• [EXERCISE PROMPT]:
Transcribe all the entries word for word, skipping the pictures.

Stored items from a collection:
--------
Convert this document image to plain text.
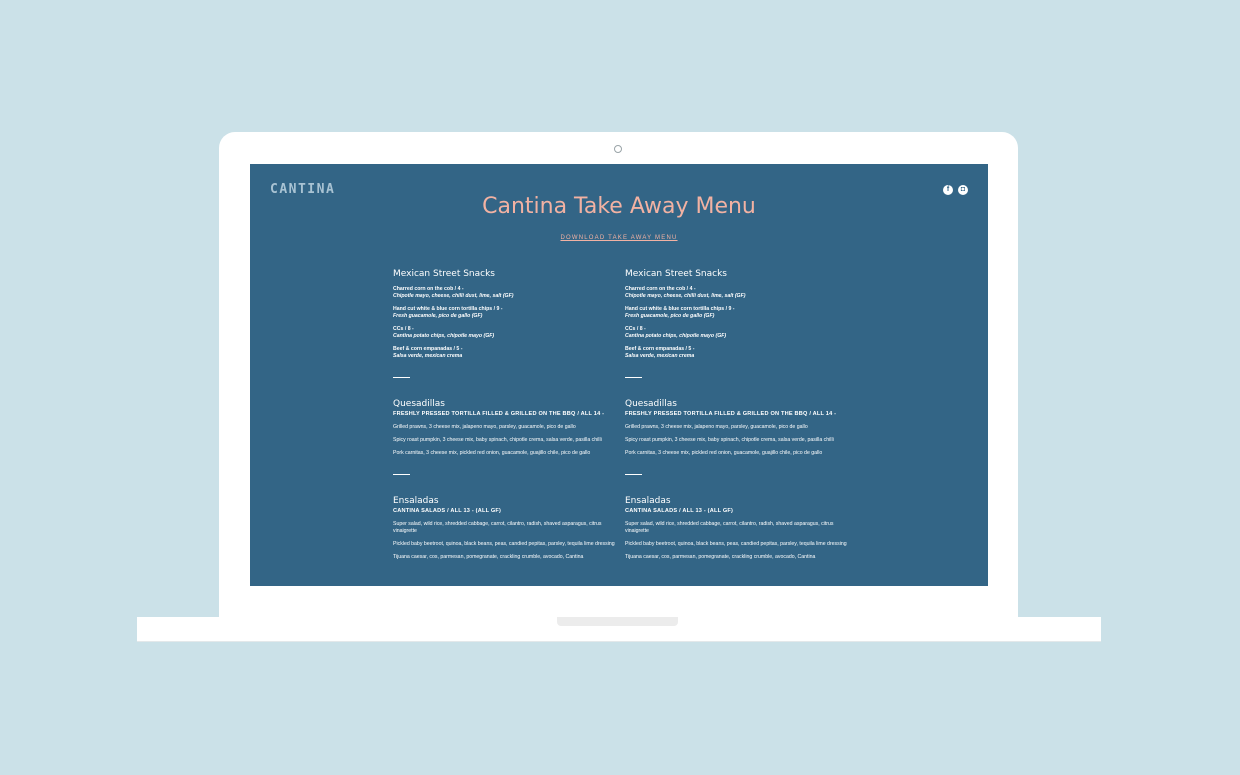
CANTINA	f	◘
Cantina Take Away Menu
DOWNLOAD TAKE AWAY MENU
Mexican Street Snacks
Charred corn on the cob / 4 -
Chipotle mayo, cheese, chilli dust, lime, salt (GF)
Hand cut white & blue corn tortilla chips / 9 -
Fresh guacamole, pico de gallo (GF)
CCs / 8 -
Cantina potato chips, chipotle mayo (GF)
Beef & corn empanadas / 5 -
Salsa verde, mexican crema
Quesadillas
FRESHLY PRESSED TORTILLA FILLED & GRILLED ON THE BBQ / ALL 14 -
Grilled prawns, 3 cheese mix, jalapeno mayo, parsley, guacamole, pico de gallo
Spicy roast pumpkin, 3 cheese mix, baby spinach, chipotle crema, salsa verde, pasilla chilli
Pork carnitas, 3 cheese mix, pickled red onion, guacamole, guajillo chile, pico de gallo
Ensaladas
CANTINA SALADS / ALL 13 - (ALL GF)
Super salad, wild rice, shredded cabbage, carrot, cilantro, radish, shaved asparagus, citrus vinaigrette
Pickled baby beetroot, quinoa, black beans, peas, candied pepitas, parsley, tequila lime dressing
Tijuana caesar, cos, parmesan, pomegranate, crackling crumble, avocado, Cantina
Mexican Street Snacks
Charred corn on the cob / 4 -
Chipotle mayo, cheese, chilli dust, lime, salt (GF)
Hand cut white & blue corn tortilla chips / 9 -
Fresh guacamole, pico de gallo (GF)
CCs / 8 -
Cantina potato chips, chipotle mayo (GF)
Beef & corn empanadas / 5 -
Salsa verde, mexican crema
Quesadillas
FRESHLY PRESSED TORTILLA FILLED & GRILLED ON THE BBQ / ALL 14 -
Grilled prawns, 3 cheese mix, jalapeno mayo, parsley, guacamole, pico de gallo
Spicy roast pumpkin, 3 cheese mix, baby spinach, chipotle crema, salsa verde, pasilla chilli
Pork carnitas, 3 cheese mix, pickled red onion, guacamole, guajillo chile, pico de gallo
Ensaladas
CANTINA SALADS / ALL 13 - (ALL GF)
Super salad, wild rice, shredded cabbage, carrot, cilantro, radish, shaved asparagus, citrus vinaigrette
Pickled baby beetroot, quinoa, black beans, peas, candied pepitas, parsley, tequila lime dressing
Tijuana caesar, cos, parmesan, pomegranate, crackling crumble, avocado, Cantina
--------
• [SOLUTION TO THE PROBLEM]:
Convert this document image to plain text.
CANTINA	f	◘
Cantina Take Away Menu
DOWNLOAD TAKE AWAY MENU
Mexican Street Snacks
Charred corn on the cob / 4 -
Chipotle mayo, cheese, chilli dust, lime, salt (GF)
Hand cut white & blue corn tortilla chips / 9 -
Fresh guacamole, pico de gallo (GF)
CCs / 8 -
Cantina potato chips, chipotle mayo (GF)
Beef & corn empanadas / 5 -
Salsa verde, mexican crema
Quesadillas
FRESHLY PRESSED TORTILLA FILLED & GRILLED ON THE BBQ / ALL 14 -
Grilled prawns, 3 cheese mix, jalapeno mayo, parsley, guacamole, pico de gallo
Spicy roast pumpkin, 3 cheese mix, baby spinach, chipotle crema, salsa verde, pasilla chilli
Pork carnitas, 3 cheese mix, pickled red onion, guacamole, guajillo chile, pico de gallo
Ensaladas
CANTINA SALADS / ALL 13 - (ALL GF)
Super salad, wild rice, shredded cabbage, carrot, cilantro, radish, shaved asparagus, citrus vinaigrette
Pickled baby beetroot, quinoa, black beans, peas, candied pepitas, parsley, tequila lime dressing
Tijuana caesar, cos, parmesan, pomegranate, crackling crumble, avocado, Cantina
Mexican Street Snacks
Charred corn on the cob / 4 -
Chipotle mayo, cheese, chilli dust, lime, salt (GF)
Hand cut white & blue corn tortilla chips / 9 -
Fresh guacamole, pico de gallo (GF)
CCs / 8 -
Cantina potato chips, chipotle mayo (GF)
Beef & corn empanadas / 5 -
Salsa verde, mexican crema
Quesadillas
FRESHLY PRESSED TORTILLA FILLED & GRILLED ON THE BBQ / ALL 14 -
Grilled prawns, 3 cheese mix, jalapeno mayo, parsley, guacamole, pico de gallo
Spicy roast pumpkin, 3 cheese mix, baby spinach, chipotle crema, salsa verde, pasilla chilli
Pork carnitas, 3 cheese mix, pickled red onion, guacamole, guajillo chile, pico de gallo
Ensaladas
CANTINA SALADS / ALL 13 - (ALL GF)
Super salad, wild rice, shredded cabbage, carrot, cilantro, radish, shaved asparagus, citrus vinaigrette
Pickled baby beetroot, quinoa, black beans, peas, candied pepitas, parsley, tequila lime dressing
Tijuana caesar, cos, parmesan, pomegranate, crackling crumble, avocado, Cantina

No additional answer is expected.